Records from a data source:

★ ★ ★ ★ ★ ★ ★

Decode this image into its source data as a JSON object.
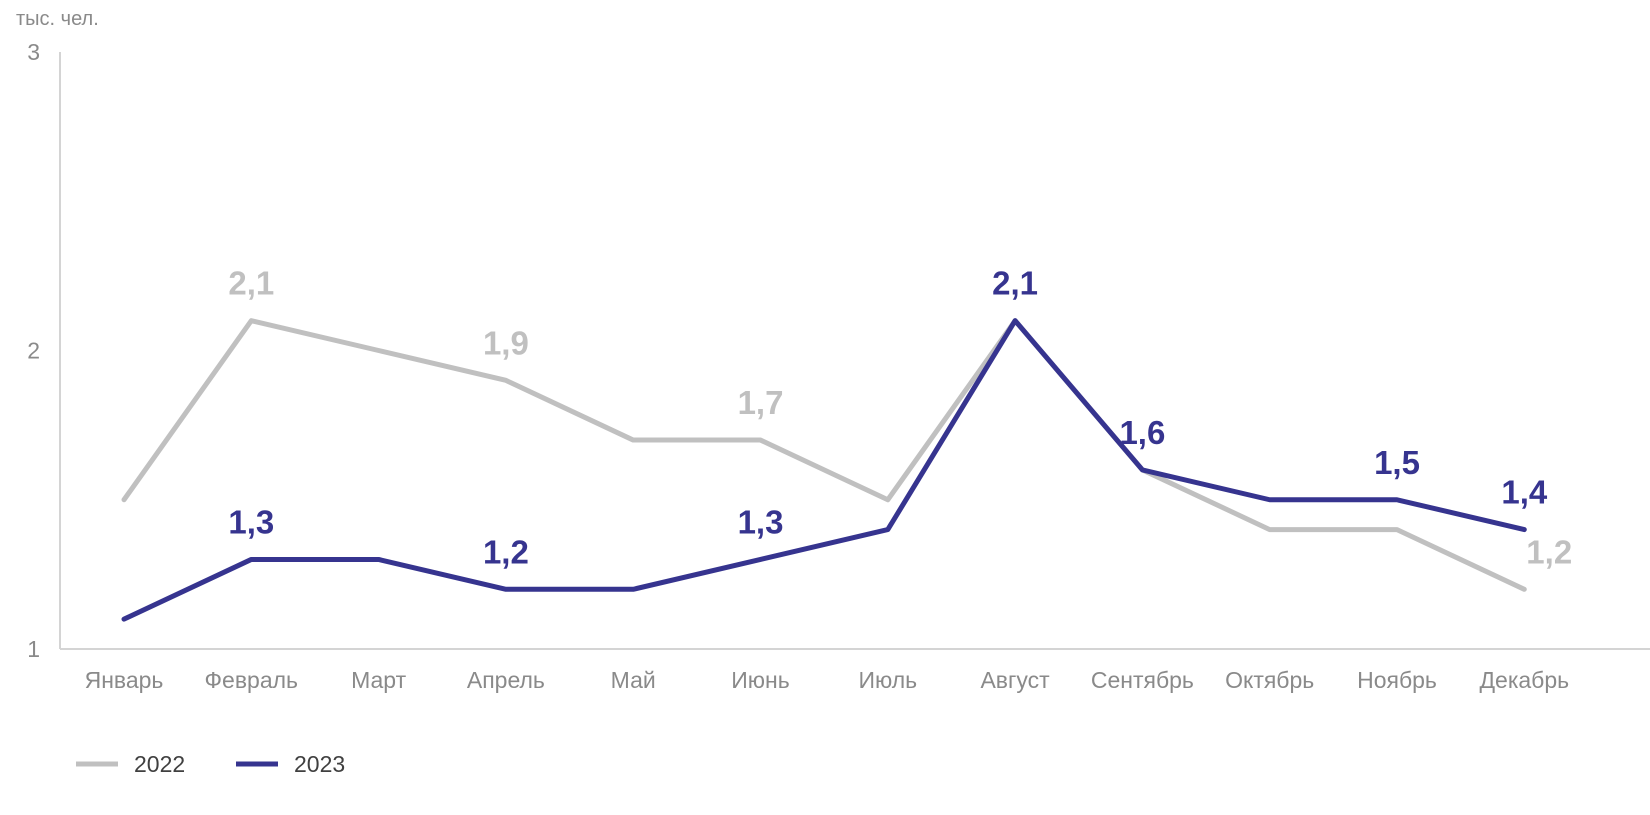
{
  "chart_data": {
    "type": "line",
    "unit_label": "тыс. чел.",
    "categories": [
      "Январь",
      "Февраль",
      "Март",
      "Апрель",
      "Май",
      "Июнь",
      "Июль",
      "Август",
      "Сентябрь",
      "Октябрь",
      "Ноябрь",
      "Декабрь"
    ],
    "ylim": [
      1,
      3
    ],
    "yticks": [
      "1",
      "2",
      "3"
    ],
    "grid": false,
    "legend_position": "bottom-left",
    "series": [
      {
        "name": "2022",
        "color": "#c0c0c0",
        "values": [
          1.5,
          2.1,
          2.0,
          1.9,
          1.7,
          1.7,
          1.5,
          2.1,
          1.6,
          1.4,
          1.4,
          1.2
        ],
        "labels": [
          "",
          "2,1",
          "",
          "1,9",
          "",
          "1,7",
          "",
          "",
          "",
          "",
          "",
          "1,2"
        ]
      },
      {
        "name": "2023",
        "color": "#36348f",
        "values": [
          1.1,
          1.3,
          1.3,
          1.2,
          1.2,
          1.3,
          1.4,
          2.1,
          1.6,
          1.5,
          1.5,
          1.4
        ],
        "labels": [
          "",
          "1,3",
          "",
          "1,2",
          "",
          "1,3",
          "",
          "2,1",
          "1,6",
          "",
          "1,5",
          "1,4"
        ]
      }
    ],
    "axis_color": "#d4d4d4"
  }
}
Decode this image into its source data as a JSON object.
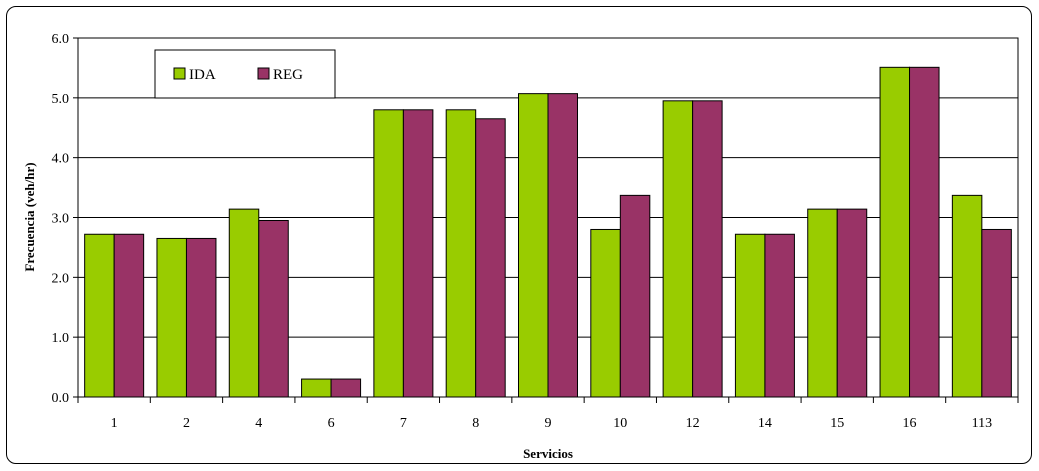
{
  "chart_data": {
    "type": "bar",
    "xlabel": "Servicios",
    "ylabel": "Frecuencia (veh/hr)",
    "categories": [
      "1",
      "2",
      "4",
      "6",
      "7",
      "8",
      "9",
      "10",
      "12",
      "14",
      "15",
      "16",
      "113"
    ],
    "series": [
      {
        "name": "IDA",
        "color": "#99CC00",
        "values": [
          2.72,
          2.65,
          3.14,
          0.3,
          4.8,
          4.8,
          5.07,
          2.8,
          4.95,
          2.72,
          3.14,
          5.51,
          3.37
        ]
      },
      {
        "name": "REG",
        "color": "#993366",
        "values": [
          2.72,
          2.65,
          2.95,
          0.3,
          4.8,
          4.65,
          5.07,
          3.37,
          4.95,
          2.72,
          3.14,
          5.51,
          2.8
        ]
      }
    ],
    "ylim": [
      0,
      6
    ],
    "yticks": [
      "0.0",
      "1.0",
      "2.0",
      "3.0",
      "4.0",
      "5.0",
      "6.0"
    ],
    "grid": true,
    "legend": "top-left"
  }
}
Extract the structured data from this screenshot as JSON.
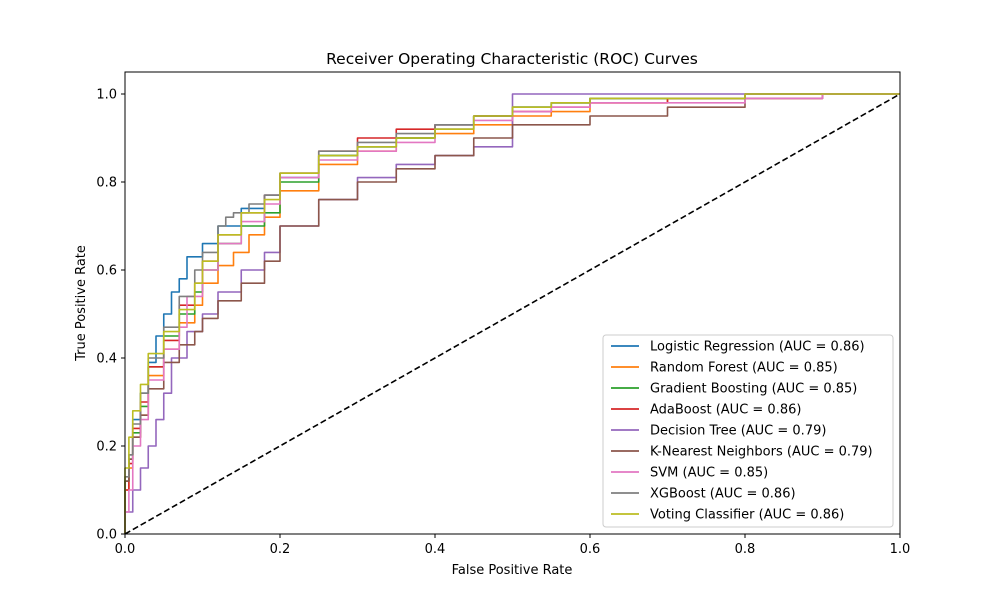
{
  "chart_data": {
    "type": "line",
    "title": "Receiver Operating Characteristic (ROC) Curves",
    "xlabel": "False Positive Rate",
    "ylabel": "True Positive Rate",
    "xlim": [
      0,
      1
    ],
    "ylim": [
      0,
      1.05
    ],
    "xticks": [
      "0.0",
      "0.2",
      "0.4",
      "0.6",
      "0.8",
      "1.0"
    ],
    "yticks": [
      "0.0",
      "0.2",
      "0.4",
      "0.6",
      "0.8",
      "1.0"
    ],
    "grid": false,
    "legend_position": "lower-right",
    "baseline": {
      "x": [
        0,
        1
      ],
      "y": [
        0,
        1
      ],
      "color": "#000000",
      "style": "dashed"
    },
    "series": [
      {
        "name": "Logistic Regression (AUC = 0.86)",
        "color": "#1f77b4",
        "x": [
          0,
          0.005,
          0.01,
          0.02,
          0.03,
          0.04,
          0.05,
          0.06,
          0.07,
          0.08,
          0.1,
          0.12,
          0.15,
          0.18,
          0.2,
          0.25,
          0.3,
          0.35,
          0.4,
          0.45,
          0.5,
          0.55,
          0.6,
          0.7,
          0.8,
          0.9,
          1.0
        ],
        "y": [
          0,
          0.12,
          0.18,
          0.26,
          0.32,
          0.39,
          0.45,
          0.5,
          0.55,
          0.58,
          0.63,
          0.66,
          0.7,
          0.74,
          0.77,
          0.81,
          0.86,
          0.88,
          0.9,
          0.93,
          0.95,
          0.97,
          0.98,
          0.99,
          0.99,
          1.0,
          1.0
        ]
      },
      {
        "name": "Random Forest (AUC = 0.85)",
        "color": "#ff7f0e",
        "x": [
          0,
          0.005,
          0.01,
          0.02,
          0.03,
          0.05,
          0.07,
          0.09,
          0.1,
          0.12,
          0.14,
          0.16,
          0.18,
          0.2,
          0.25,
          0.3,
          0.35,
          0.4,
          0.45,
          0.5,
          0.55,
          0.6,
          0.7,
          0.8,
          0.9,
          1.0
        ],
        "y": [
          0,
          0.1,
          0.15,
          0.22,
          0.27,
          0.36,
          0.42,
          0.48,
          0.52,
          0.57,
          0.61,
          0.64,
          0.68,
          0.72,
          0.78,
          0.84,
          0.87,
          0.9,
          0.91,
          0.93,
          0.95,
          0.96,
          0.98,
          0.99,
          0.99,
          1.0
        ]
      },
      {
        "name": "Gradient Boosting (AUC = 0.85)",
        "color": "#2ca02c",
        "x": [
          0,
          0.005,
          0.01,
          0.02,
          0.03,
          0.05,
          0.07,
          0.09,
          0.1,
          0.12,
          0.15,
          0.18,
          0.2,
          0.25,
          0.3,
          0.35,
          0.4,
          0.45,
          0.5,
          0.55,
          0.6,
          0.7,
          0.8,
          0.9,
          1.0
        ],
        "y": [
          0,
          0.12,
          0.17,
          0.23,
          0.29,
          0.38,
          0.45,
          0.5,
          0.55,
          0.6,
          0.66,
          0.7,
          0.73,
          0.8,
          0.86,
          0.88,
          0.9,
          0.92,
          0.95,
          0.97,
          0.98,
          0.99,
          0.99,
          1.0,
          1.0
        ]
      },
      {
        "name": "AdaBoost (AUC = 0.86)",
        "color": "#d62728",
        "x": [
          0,
          0.005,
          0.01,
          0.02,
          0.03,
          0.05,
          0.07,
          0.09,
          0.1,
          0.12,
          0.15,
          0.18,
          0.2,
          0.25,
          0.3,
          0.35,
          0.4,
          0.45,
          0.5,
          0.55,
          0.6,
          0.7,
          0.8,
          0.9,
          1.0
        ],
        "y": [
          0,
          0.1,
          0.16,
          0.24,
          0.3,
          0.38,
          0.44,
          0.52,
          0.57,
          0.62,
          0.68,
          0.73,
          0.77,
          0.82,
          0.87,
          0.9,
          0.92,
          0.93,
          0.95,
          0.96,
          0.97,
          0.98,
          0.99,
          1.0,
          1.0
        ]
      },
      {
        "name": "Decision Tree (AUC = 0.79)",
        "color": "#9467bd",
        "x": [
          0,
          0.01,
          0.02,
          0.03,
          0.04,
          0.05,
          0.06,
          0.08,
          0.1,
          0.12,
          0.15,
          0.18,
          0.2,
          0.25,
          0.3,
          0.35,
          0.4,
          0.45,
          0.5,
          1.0
        ],
        "y": [
          0,
          0.05,
          0.1,
          0.15,
          0.2,
          0.26,
          0.32,
          0.4,
          0.46,
          0.5,
          0.55,
          0.6,
          0.64,
          0.7,
          0.76,
          0.81,
          0.84,
          0.86,
          0.88,
          1.0
        ]
      },
      {
        "name": "K-Nearest Neighbors (AUC = 0.79)",
        "color": "#8c564b",
        "x": [
          0,
          0.005,
          0.01,
          0.02,
          0.03,
          0.05,
          0.07,
          0.09,
          0.1,
          0.12,
          0.15,
          0.18,
          0.2,
          0.25,
          0.3,
          0.35,
          0.4,
          0.45,
          0.5,
          0.6,
          0.7,
          0.8,
          0.9,
          1.0
        ],
        "y": [
          0,
          0.12,
          0.17,
          0.22,
          0.27,
          0.33,
          0.39,
          0.43,
          0.46,
          0.49,
          0.53,
          0.57,
          0.62,
          0.7,
          0.76,
          0.8,
          0.83,
          0.86,
          0.9,
          0.93,
          0.95,
          0.97,
          0.99,
          1.0
        ]
      },
      {
        "name": "SVM (AUC = 0.85)",
        "color": "#e377c2",
        "x": [
          0,
          0.005,
          0.01,
          0.02,
          0.03,
          0.05,
          0.07,
          0.08,
          0.1,
          0.12,
          0.15,
          0.18,
          0.2,
          0.25,
          0.3,
          0.35,
          0.4,
          0.45,
          0.5,
          0.55,
          0.6,
          0.7,
          0.8,
          0.9,
          1.0
        ],
        "y": [
          0,
          0.05,
          0.1,
          0.2,
          0.26,
          0.35,
          0.42,
          0.47,
          0.54,
          0.6,
          0.66,
          0.71,
          0.75,
          0.81,
          0.85,
          0.87,
          0.89,
          0.92,
          0.94,
          0.96,
          0.97,
          0.98,
          0.98,
          0.99,
          1.0
        ]
      },
      {
        "name": "XGBoost (AUC = 0.86)",
        "color": "#7f7f7f",
        "x": [
          0,
          0.005,
          0.01,
          0.02,
          0.03,
          0.05,
          0.07,
          0.09,
          0.1,
          0.12,
          0.13,
          0.14,
          0.16,
          0.18,
          0.2,
          0.25,
          0.3,
          0.35,
          0.4,
          0.45,
          0.5,
          0.55,
          0.6,
          0.7,
          0.8,
          0.9,
          1.0
        ],
        "y": [
          0,
          0.13,
          0.18,
          0.25,
          0.32,
          0.4,
          0.47,
          0.54,
          0.6,
          0.64,
          0.7,
          0.72,
          0.73,
          0.75,
          0.77,
          0.82,
          0.87,
          0.89,
          0.91,
          0.93,
          0.95,
          0.97,
          0.98,
          0.99,
          0.99,
          1.0,
          1.0
        ]
      },
      {
        "name": "Voting Classifier (AUC = 0.86)",
        "color": "#bcbd22",
        "x": [
          0,
          0.005,
          0.01,
          0.02,
          0.03,
          0.05,
          0.07,
          0.09,
          0.1,
          0.12,
          0.15,
          0.18,
          0.2,
          0.25,
          0.3,
          0.35,
          0.4,
          0.45,
          0.5,
          0.55,
          0.6,
          0.7,
          0.8,
          0.9,
          1.0
        ],
        "y": [
          0,
          0.15,
          0.22,
          0.28,
          0.34,
          0.41,
          0.46,
          0.51,
          0.57,
          0.62,
          0.68,
          0.73,
          0.76,
          0.82,
          0.86,
          0.88,
          0.9,
          0.92,
          0.95,
          0.97,
          0.98,
          0.99,
          0.99,
          1.0,
          1.0
        ]
      }
    ]
  }
}
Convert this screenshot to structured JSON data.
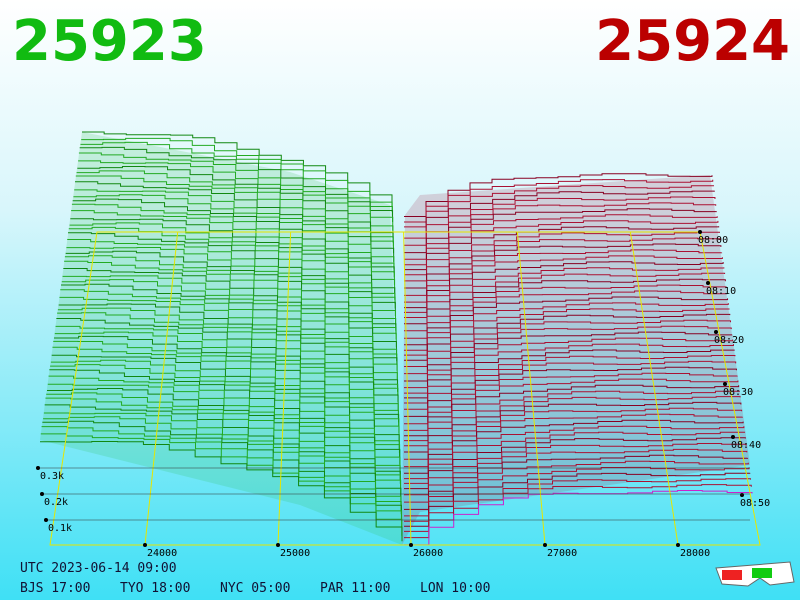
{
  "header": {
    "bid": "25923",
    "ask": "25924"
  },
  "price_axis": [
    "24000",
    "25000",
    "26000",
    "27000",
    "28000"
  ],
  "time_axis": [
    "08:00",
    "08:10",
    "08:20",
    "08:30",
    "08:40",
    "08:50"
  ],
  "depth_axis": [
    "0.3k",
    "0.2k",
    "0.1k"
  ],
  "footer": {
    "utc": "UTC 2023-06-14 09:00",
    "zones": [
      "BJS 17:00",
      "TYO 18:00",
      "NYC 05:00",
      "PAR 11:00",
      "LON 10:00"
    ]
  }
}
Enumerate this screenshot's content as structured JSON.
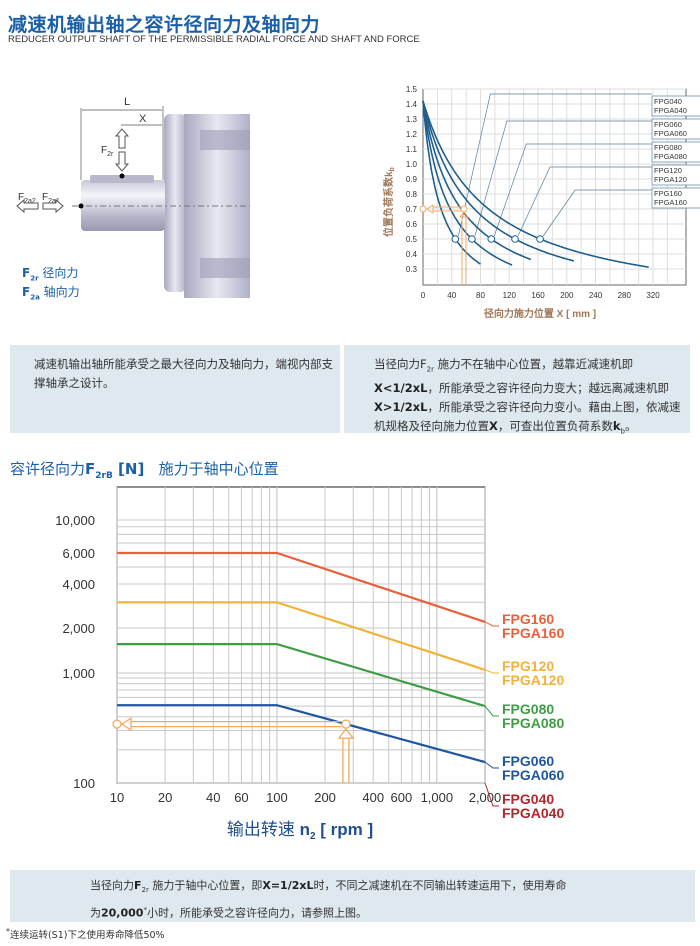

★ ★ ★ ★ ★ ★ ★

__Given task__.
Write down only the number of lines that contain the string "ylabel" in the listing.

__Response for this exercise__.
2